## WHAT TO WORK ON
Reply with only the number of lines that contain the string "reference".

## MATERIAL FOR THE TASK
────────

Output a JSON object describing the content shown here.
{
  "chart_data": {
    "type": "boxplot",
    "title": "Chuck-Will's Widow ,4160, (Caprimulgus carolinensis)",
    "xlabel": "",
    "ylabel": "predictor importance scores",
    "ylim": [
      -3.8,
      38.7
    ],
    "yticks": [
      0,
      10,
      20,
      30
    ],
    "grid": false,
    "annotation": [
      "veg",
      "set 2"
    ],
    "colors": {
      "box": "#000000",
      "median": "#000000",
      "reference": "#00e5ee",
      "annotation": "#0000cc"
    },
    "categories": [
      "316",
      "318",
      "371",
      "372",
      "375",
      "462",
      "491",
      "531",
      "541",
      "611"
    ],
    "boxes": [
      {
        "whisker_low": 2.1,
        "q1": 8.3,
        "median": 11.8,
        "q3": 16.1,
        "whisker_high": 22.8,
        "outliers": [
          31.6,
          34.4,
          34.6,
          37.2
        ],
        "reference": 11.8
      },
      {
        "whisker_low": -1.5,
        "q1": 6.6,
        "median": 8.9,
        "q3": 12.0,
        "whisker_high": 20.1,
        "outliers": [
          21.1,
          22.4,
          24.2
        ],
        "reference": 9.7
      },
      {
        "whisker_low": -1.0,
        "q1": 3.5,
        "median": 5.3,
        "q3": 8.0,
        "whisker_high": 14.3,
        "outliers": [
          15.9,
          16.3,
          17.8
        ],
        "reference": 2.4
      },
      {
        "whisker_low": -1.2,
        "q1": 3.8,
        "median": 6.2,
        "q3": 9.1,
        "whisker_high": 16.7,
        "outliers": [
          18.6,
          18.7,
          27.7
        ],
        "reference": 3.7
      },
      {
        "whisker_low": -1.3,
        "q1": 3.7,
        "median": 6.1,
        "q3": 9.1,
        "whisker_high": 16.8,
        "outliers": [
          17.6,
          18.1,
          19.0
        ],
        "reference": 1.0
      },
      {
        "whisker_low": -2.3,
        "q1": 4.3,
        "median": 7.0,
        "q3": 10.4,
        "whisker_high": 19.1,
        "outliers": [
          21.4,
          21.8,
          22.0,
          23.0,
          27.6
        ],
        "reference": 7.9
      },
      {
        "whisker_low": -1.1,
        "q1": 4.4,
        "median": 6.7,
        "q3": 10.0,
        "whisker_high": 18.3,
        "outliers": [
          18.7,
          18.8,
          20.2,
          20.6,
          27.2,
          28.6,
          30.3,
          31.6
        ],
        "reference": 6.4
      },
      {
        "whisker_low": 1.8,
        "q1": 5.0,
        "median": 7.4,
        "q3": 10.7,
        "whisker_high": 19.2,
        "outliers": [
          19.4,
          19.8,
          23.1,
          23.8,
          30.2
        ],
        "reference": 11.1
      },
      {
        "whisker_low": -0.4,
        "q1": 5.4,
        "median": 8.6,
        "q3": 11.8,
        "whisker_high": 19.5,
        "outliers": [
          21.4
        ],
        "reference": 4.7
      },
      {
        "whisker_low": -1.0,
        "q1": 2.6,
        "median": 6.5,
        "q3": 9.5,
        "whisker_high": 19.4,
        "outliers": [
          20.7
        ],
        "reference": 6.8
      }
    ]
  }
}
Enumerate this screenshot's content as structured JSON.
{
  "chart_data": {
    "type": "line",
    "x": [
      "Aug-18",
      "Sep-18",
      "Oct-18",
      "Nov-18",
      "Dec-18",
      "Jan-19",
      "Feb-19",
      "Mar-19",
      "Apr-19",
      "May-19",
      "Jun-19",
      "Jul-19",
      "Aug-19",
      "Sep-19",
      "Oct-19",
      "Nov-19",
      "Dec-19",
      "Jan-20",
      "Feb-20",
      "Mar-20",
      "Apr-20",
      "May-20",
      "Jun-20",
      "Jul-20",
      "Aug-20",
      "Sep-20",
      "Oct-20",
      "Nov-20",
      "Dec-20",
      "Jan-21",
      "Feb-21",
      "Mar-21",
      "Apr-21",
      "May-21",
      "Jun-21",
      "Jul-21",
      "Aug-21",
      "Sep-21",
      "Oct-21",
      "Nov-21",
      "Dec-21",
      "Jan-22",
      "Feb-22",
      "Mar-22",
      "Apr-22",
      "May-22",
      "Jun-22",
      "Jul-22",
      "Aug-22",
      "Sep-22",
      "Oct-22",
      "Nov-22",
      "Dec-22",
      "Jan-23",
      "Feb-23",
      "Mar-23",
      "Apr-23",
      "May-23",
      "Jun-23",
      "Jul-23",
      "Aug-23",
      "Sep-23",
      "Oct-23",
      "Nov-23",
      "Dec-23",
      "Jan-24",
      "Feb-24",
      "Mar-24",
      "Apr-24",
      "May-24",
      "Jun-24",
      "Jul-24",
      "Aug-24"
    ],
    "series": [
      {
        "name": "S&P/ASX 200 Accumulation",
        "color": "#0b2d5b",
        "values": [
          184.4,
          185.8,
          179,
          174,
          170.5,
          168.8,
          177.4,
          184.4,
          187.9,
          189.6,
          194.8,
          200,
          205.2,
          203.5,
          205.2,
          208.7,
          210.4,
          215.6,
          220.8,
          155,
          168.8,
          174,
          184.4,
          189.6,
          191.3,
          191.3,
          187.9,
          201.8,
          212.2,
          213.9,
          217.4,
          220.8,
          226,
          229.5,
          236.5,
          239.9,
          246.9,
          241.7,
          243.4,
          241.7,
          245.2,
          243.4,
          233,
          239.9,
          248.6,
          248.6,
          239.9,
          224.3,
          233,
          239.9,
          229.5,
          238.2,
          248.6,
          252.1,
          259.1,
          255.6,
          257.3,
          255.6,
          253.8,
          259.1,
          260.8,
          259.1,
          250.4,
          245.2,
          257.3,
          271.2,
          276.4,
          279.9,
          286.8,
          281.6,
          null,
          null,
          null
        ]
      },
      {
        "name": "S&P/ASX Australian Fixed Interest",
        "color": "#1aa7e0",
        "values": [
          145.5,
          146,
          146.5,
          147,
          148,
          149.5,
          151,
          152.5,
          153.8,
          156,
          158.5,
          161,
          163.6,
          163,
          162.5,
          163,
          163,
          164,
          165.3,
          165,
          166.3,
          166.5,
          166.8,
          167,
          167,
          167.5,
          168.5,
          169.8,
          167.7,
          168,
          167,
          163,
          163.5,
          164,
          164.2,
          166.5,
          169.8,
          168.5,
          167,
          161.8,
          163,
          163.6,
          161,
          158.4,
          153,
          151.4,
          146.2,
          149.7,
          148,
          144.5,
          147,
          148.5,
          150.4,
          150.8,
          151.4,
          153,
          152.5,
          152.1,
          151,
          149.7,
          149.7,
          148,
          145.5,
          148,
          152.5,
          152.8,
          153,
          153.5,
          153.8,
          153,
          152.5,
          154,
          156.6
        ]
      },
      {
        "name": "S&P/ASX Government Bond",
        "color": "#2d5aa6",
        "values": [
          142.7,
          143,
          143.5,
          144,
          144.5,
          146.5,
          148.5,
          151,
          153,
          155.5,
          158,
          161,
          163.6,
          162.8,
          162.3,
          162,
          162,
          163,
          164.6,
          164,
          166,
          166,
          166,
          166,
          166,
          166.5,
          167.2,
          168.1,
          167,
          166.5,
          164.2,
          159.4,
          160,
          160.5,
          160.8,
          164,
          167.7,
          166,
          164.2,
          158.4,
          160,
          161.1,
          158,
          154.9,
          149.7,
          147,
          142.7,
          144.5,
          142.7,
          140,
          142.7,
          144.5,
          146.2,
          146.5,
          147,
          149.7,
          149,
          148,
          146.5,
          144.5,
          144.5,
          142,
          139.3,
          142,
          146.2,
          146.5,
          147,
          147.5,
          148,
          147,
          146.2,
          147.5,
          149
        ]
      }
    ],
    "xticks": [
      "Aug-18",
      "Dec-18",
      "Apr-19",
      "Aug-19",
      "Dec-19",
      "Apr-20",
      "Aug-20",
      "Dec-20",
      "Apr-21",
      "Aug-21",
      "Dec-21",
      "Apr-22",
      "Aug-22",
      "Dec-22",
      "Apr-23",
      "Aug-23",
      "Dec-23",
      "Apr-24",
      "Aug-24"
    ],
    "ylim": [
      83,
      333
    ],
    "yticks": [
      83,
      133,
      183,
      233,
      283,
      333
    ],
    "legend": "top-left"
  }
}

────────

## ANSWER TO THIS PROBLEM
11